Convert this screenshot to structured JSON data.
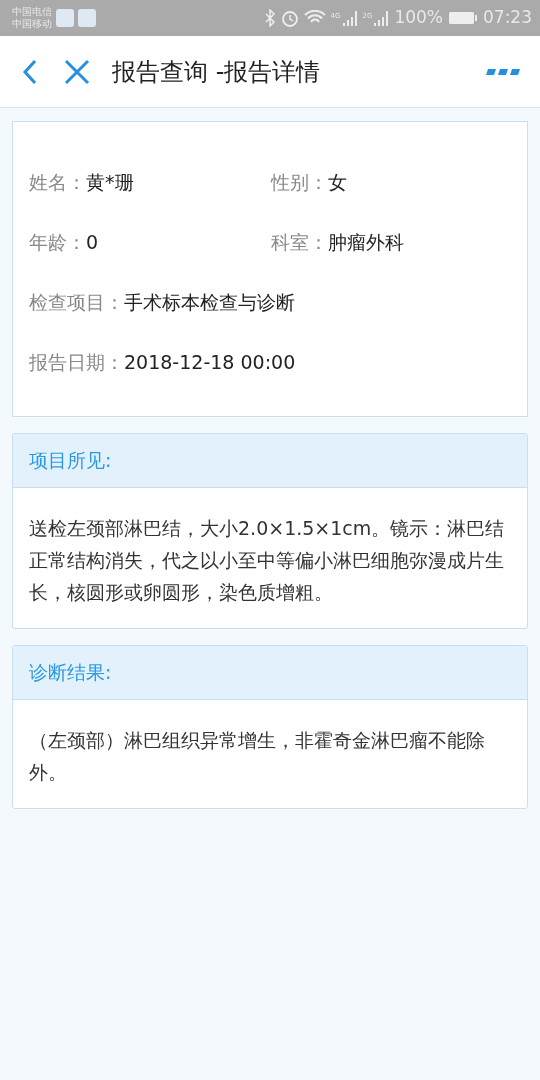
{
  "status_bar": {
    "carriers": [
      "中国电信",
      "中国移动"
    ],
    "network_1": "4G",
    "network_2": "2G",
    "battery_text": "100%",
    "time": "07:23"
  },
  "header": {
    "title": "报告查询 -报告详情"
  },
  "info_rows": [
    [
      {
        "label": "姓名：",
        "value": "黄*珊"
      },
      {
        "label": "性别：",
        "value": "女"
      }
    ],
    [
      {
        "label": "年龄：",
        "value": "0"
      },
      {
        "label": "科室：",
        "value": "肿瘤外科"
      }
    ],
    [
      {
        "label": "检查项目：",
        "value": "手术标本检查与诊断"
      }
    ],
    [
      {
        "label": "报告日期：",
        "value": "2018-12-18 00:00"
      }
    ]
  ],
  "sections": [
    {
      "title": "项目所见:",
      "text": "送检左颈部淋巴结，大小2.0×1.5×1cm。镜示：淋巴结正常结构消失，代之以小至中等偏小淋巴细胞弥漫成片生长，核圆形或卵圆形，染色质增粗。"
    },
    {
      "title": "诊断结果:",
      "text": "（左颈部）淋巴组织异常增生，非霍奇金淋巴瘤不能除外。"
    }
  ]
}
---
- GIVEN INSTRUCTION
Identify the lines in the entries that hold "value" and return each one.

- WORKED ANSWER
        "value": "黄*珊"
        "value": "女"
        "value": "0"
        "value": "肿瘤外科"
        "value": "手术标本检查与诊断"
        "value": "2018-12-18 00:00"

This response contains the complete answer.